● Source material
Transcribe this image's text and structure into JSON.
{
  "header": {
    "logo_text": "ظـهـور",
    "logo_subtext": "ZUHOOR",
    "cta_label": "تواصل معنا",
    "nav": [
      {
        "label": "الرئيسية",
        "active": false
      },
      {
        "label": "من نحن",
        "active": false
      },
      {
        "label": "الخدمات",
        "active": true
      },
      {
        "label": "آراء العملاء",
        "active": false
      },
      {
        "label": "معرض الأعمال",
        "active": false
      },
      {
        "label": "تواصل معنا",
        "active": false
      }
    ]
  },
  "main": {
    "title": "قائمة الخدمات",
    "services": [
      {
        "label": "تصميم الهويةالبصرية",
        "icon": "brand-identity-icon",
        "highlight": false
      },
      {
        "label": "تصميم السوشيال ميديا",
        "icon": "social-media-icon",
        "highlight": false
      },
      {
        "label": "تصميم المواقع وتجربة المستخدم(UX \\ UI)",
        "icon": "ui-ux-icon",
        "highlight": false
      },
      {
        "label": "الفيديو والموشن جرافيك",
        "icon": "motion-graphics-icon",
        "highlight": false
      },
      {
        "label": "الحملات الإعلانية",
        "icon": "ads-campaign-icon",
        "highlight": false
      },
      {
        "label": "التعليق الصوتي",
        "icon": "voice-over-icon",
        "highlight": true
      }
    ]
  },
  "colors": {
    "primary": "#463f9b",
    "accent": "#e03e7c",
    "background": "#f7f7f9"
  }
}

● Task goal
Return the entries above exactly, each one complete.

● The result
Transcribe this image's text and structure into JSON.
{
  "header": {
    "logo_text": "ظـهـور",
    "logo_subtext": "ZUHOOR",
    "cta_label": "تواصل معنا",
    "nav": [
      {
        "label": "الرئيسية",
        "active": false
      },
      {
        "label": "من نحن",
        "active": false
      },
      {
        "label": "الخدمات",
        "active": true
      },
      {
        "label": "آراء العملاء",
        "active": false
      },
      {
        "label": "معرض الأعمال",
        "active": false
      },
      {
        "label": "تواصل معنا",
        "active": false
      }
    ]
  },
  "main": {
    "title": "قائمة الخدمات",
    "services": [
      {
        "label": "تصميم الهويةالبصرية",
        "icon": "brand-identity-icon",
        "highlight": false
      },
      {
        "label": "تصميم السوشيال ميديا",
        "icon": "social-media-icon",
        "highlight": false
      },
      {
        "label": "تصميم المواقع وتجربة المستخدم(UX \\ UI)",
        "icon": "ui-ux-icon",
        "highlight": false
      },
      {
        "label": "الفيديو والموشن جرافيك",
        "icon": "motion-graphics-icon",
        "highlight": false
      },
      {
        "label": "الحملات الإعلانية",
        "icon": "ads-campaign-icon",
        "highlight": false
      },
      {
        "label": "التعليق الصوتي",
        "icon": "voice-over-icon",
        "highlight": true
      }
    ]
  },
  "colors": {
    "primary": "#463f9b",
    "accent": "#e03e7c",
    "background": "#f7f7f9"
  }
}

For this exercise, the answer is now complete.